Lines of data
-------

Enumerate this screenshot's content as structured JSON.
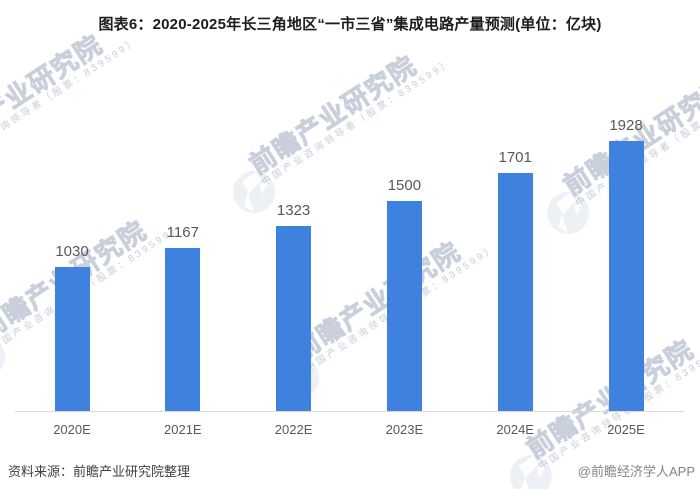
{
  "title": "图表6：2020-2025年长三角地区“一市三省”集成电路产量预测(单位：亿块)",
  "chart_data": {
    "type": "bar",
    "categories": [
      "2020E",
      "2021E",
      "2022E",
      "2023E",
      "2024E",
      "2025E"
    ],
    "values": [
      1030,
      1167,
      1323,
      1500,
      1701,
      1928
    ],
    "title": "图表6：2020-2025年长三角地区“一市三省”集成电路产量预测(单位：亿块)",
    "xlabel": "",
    "ylabel": "",
    "unit": "亿块",
    "ylim": [
      0,
      2900
    ],
    "grid": false,
    "legend": "none",
    "data_labels": true,
    "bar_color": "#3F81DE",
    "axis_line_color": "#d9d9d9",
    "label_color": "#595959"
  },
  "footer": {
    "source": "资料来源：前瞻产业研究院整理",
    "credit": "@前瞻经济学人APP"
  },
  "watermark": {
    "big": "前瞻产业研究院",
    "small": "中国产业咨询领导者（股票：839599）"
  }
}
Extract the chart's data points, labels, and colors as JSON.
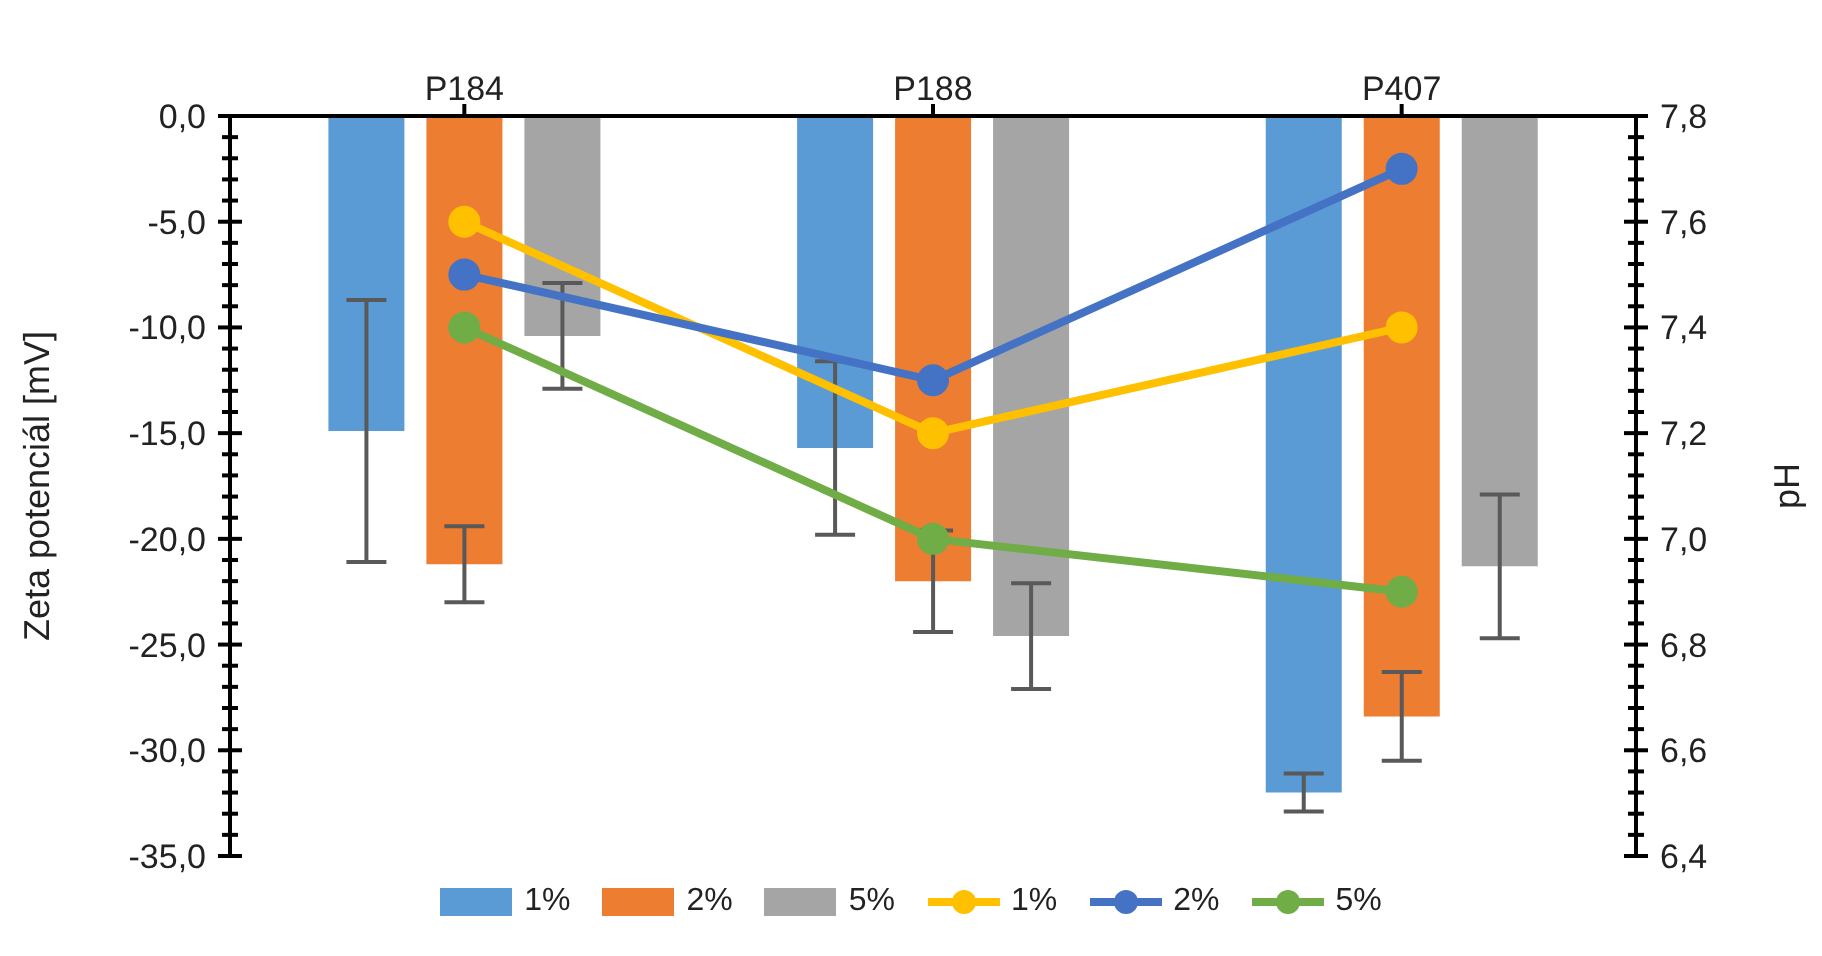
{
  "chart_data": {
    "type": "bar",
    "xlabel": null,
    "ylabel": "Zeta potenciál [mV]",
    "y2label": "pH",
    "categories": [
      "P184",
      "P188",
      "P407"
    ],
    "series": [
      {
        "name": "1%",
        "color": "#5b9bd5",
        "values": [
          -14.9,
          -15.7,
          -32.0
        ],
        "errors": [
          6.2,
          4.1,
          0.9
        ]
      },
      {
        "name": "2%",
        "color": "#ed7d31",
        "values": [
          -21.2,
          -22.0,
          -28.4
        ],
        "errors": [
          1.8,
          2.4,
          2.1
        ]
      },
      {
        "name": "5%",
        "color": "#a5a5a5",
        "values": [
          -10.4,
          -24.6,
          -21.3
        ],
        "errors": [
          2.5,
          2.5,
          3.4
        ]
      },
      {
        "name": "1%",
        "type": "line",
        "axis": "y2",
        "color": "#ffc000",
        "values": [
          7.6,
          7.2,
          7.4
        ]
      },
      {
        "name": "2%",
        "type": "line",
        "axis": "y2",
        "color": "#4472c4",
        "values": [
          7.5,
          7.3,
          7.7
        ]
      },
      {
        "name": "5%",
        "type": "line",
        "axis": "y2",
        "color": "#70ad47",
        "values": [
          7.4,
          7.0,
          6.9
        ]
      }
    ],
    "ylim": [
      -35,
      0
    ],
    "yticks": [
      {
        "value": -35,
        "label": "-35,0"
      },
      {
        "value": -34,
        "label": null
      },
      {
        "value": -33,
        "label": null
      },
      {
        "value": -32,
        "label": null
      },
      {
        "value": -31,
        "label": null
      },
      {
        "value": -30,
        "label": "-30,0"
      },
      {
        "value": -29,
        "label": null
      },
      {
        "value": -28,
        "label": null
      },
      {
        "value": -27,
        "label": null
      },
      {
        "value": -26,
        "label": null
      },
      {
        "value": -25,
        "label": "-25,0"
      },
      {
        "value": -24,
        "label": null
      },
      {
        "value": -23,
        "label": null
      },
      {
        "value": -22,
        "label": null
      },
      {
        "value": -21,
        "label": null
      },
      {
        "value": -20,
        "label": "-20,0"
      },
      {
        "value": -19,
        "label": null
      },
      {
        "value": -18,
        "label": null
      },
      {
        "value": -17,
        "label": null
      },
      {
        "value": -16,
        "label": null
      },
      {
        "value": -15,
        "label": "-15,0"
      },
      {
        "value": -14,
        "label": null
      },
      {
        "value": -13,
        "label": null
      },
      {
        "value": -12,
        "label": null
      },
      {
        "value": -11,
        "label": null
      },
      {
        "value": -10,
        "label": "-10,0"
      },
      {
        "value": -9,
        "label": null
      },
      {
        "value": -8,
        "label": null
      },
      {
        "value": -7,
        "label": null
      },
      {
        "value": -6,
        "label": null
      },
      {
        "value": -5,
        "label": "-5,0"
      },
      {
        "value": -4,
        "label": null
      },
      {
        "value": -3,
        "label": null
      },
      {
        "value": -2,
        "label": null
      },
      {
        "value": -1,
        "label": null
      },
      {
        "value": 0,
        "label": "0,0"
      }
    ],
    "y2lim": [
      6.4,
      7.8
    ],
    "y2ticks": [
      {
        "value": 6.4,
        "label": "6,4"
      },
      {
        "value": 6.44,
        "label": null
      },
      {
        "value": 6.48,
        "label": null
      },
      {
        "value": 6.52,
        "label": null
      },
      {
        "value": 6.56,
        "label": null
      },
      {
        "value": 6.6,
        "label": "6,6"
      },
      {
        "value": 6.64,
        "label": null
      },
      {
        "value": 6.68,
        "label": null
      },
      {
        "value": 6.72,
        "label": null
      },
      {
        "value": 6.76,
        "label": null
      },
      {
        "value": 6.8,
        "label": "6,8"
      },
      {
        "value": 6.84,
        "label": null
      },
      {
        "value": 6.88,
        "label": null
      },
      {
        "value": 6.92,
        "label": null
      },
      {
        "value": 6.96,
        "label": null
      },
      {
        "value": 7.0,
        "label": "7,0"
      },
      {
        "value": 7.04,
        "label": null
      },
      {
        "value": 7.08,
        "label": null
      },
      {
        "value": 7.12,
        "label": null
      },
      {
        "value": 7.16,
        "label": null
      },
      {
        "value": 7.2,
        "label": "7,2"
      },
      {
        "value": 7.24,
        "label": null
      },
      {
        "value": 7.28,
        "label": null
      },
      {
        "value": 7.32,
        "label": null
      },
      {
        "value": 7.36,
        "label": null
      },
      {
        "value": 7.4,
        "label": "7,4"
      },
      {
        "value": 7.44,
        "label": null
      },
      {
        "value": 7.48,
        "label": null
      },
      {
        "value": 7.52,
        "label": null
      },
      {
        "value": 7.56,
        "label": null
      },
      {
        "value": 7.6,
        "label": "7,6"
      },
      {
        "value": 7.64,
        "label": null
      },
      {
        "value": 7.68,
        "label": null
      },
      {
        "value": 7.72,
        "label": null
      },
      {
        "value": 7.76,
        "label": null
      },
      {
        "value": 7.8,
        "label": "7,8"
      }
    ],
    "marker": "circle",
    "grid": false,
    "legend": "bottom"
  }
}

-------

> **WORK TO COMPLETE**
Return every line in the listing that contains the word "集成电路产量预测".

> **REPLY**
  "title": "图表6：2020-2025年长三角地区“一市三省”集成电路产量预测(单位：亿块)",
    "title": "图表6：2020-2025年长三角地区“一市三省”集成电路产量预测(单位：亿块)",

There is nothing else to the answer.